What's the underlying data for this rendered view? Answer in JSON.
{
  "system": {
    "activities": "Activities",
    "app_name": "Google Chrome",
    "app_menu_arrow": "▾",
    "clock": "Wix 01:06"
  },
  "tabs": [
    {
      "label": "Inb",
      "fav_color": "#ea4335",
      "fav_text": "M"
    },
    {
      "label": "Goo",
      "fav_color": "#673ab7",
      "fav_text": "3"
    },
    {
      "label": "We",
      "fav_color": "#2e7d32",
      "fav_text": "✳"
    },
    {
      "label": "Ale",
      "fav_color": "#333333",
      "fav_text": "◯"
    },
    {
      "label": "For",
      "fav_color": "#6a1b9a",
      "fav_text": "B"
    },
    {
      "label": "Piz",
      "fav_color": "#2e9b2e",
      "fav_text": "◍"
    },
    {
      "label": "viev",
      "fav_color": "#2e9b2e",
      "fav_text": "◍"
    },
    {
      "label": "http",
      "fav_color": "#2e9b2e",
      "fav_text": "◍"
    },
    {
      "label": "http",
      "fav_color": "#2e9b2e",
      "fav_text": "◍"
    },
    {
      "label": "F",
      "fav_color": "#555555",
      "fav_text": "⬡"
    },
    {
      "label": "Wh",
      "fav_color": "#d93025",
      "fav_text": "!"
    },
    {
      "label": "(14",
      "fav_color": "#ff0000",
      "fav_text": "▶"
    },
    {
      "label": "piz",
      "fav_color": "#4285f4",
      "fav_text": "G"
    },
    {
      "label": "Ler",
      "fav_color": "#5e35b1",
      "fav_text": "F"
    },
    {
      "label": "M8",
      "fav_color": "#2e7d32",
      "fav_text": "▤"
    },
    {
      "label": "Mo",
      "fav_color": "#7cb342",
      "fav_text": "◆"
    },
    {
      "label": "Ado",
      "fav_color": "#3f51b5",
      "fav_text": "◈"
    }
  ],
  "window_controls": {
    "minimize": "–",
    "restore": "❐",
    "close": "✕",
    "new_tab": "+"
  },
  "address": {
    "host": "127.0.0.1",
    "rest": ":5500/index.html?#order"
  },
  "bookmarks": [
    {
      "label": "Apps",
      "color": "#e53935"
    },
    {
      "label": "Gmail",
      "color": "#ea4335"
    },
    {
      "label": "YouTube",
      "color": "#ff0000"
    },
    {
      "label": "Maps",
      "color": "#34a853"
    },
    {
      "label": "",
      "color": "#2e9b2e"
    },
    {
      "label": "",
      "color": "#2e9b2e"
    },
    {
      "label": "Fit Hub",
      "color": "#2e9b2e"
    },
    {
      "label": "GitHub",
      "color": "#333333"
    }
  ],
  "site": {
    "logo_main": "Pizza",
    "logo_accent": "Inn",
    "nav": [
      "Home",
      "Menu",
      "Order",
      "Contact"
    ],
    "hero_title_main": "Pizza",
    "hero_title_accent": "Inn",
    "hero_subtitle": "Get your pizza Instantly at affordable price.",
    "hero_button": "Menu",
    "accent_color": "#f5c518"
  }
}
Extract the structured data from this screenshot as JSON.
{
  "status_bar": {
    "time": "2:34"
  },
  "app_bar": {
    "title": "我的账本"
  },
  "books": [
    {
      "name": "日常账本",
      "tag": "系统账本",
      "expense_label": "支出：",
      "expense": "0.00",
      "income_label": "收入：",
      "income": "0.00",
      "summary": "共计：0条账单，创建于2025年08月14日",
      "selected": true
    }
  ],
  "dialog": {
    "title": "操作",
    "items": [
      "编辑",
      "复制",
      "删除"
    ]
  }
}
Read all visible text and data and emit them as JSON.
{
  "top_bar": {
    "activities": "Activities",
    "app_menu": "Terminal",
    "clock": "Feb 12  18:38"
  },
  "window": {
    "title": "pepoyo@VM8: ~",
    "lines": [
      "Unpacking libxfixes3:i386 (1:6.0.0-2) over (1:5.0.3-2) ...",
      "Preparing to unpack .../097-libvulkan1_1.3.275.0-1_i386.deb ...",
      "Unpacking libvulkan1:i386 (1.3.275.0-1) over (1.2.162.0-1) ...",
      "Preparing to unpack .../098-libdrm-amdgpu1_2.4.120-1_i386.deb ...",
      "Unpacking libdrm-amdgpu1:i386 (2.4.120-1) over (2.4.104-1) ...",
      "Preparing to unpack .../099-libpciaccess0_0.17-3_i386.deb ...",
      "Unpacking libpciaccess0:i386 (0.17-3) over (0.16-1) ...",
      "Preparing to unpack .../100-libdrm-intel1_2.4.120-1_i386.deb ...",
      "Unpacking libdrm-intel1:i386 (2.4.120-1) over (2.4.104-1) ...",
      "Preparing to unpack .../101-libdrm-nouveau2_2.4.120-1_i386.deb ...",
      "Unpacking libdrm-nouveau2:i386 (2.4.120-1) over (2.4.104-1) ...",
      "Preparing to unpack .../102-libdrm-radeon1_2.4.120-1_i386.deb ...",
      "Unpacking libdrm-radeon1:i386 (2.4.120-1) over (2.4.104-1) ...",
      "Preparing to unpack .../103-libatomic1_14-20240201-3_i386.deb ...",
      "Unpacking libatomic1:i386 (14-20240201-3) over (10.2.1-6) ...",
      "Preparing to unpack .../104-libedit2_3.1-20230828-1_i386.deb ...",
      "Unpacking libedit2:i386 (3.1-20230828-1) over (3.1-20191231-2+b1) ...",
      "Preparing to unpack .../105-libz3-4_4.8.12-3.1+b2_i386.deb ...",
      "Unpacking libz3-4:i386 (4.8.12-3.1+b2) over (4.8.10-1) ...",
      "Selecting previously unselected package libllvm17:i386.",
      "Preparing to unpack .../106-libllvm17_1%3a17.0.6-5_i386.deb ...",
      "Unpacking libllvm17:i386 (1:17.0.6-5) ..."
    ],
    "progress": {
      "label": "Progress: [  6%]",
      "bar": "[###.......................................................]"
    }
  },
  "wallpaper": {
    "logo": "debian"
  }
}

== Given problem ==
Look through the entries and find each line that has the string "this". Copy those lines.

== Answer to the task ==
What's the underlying data for this rendered view? Answer in JSON.
Extract the structured data from this screenshot as JSON.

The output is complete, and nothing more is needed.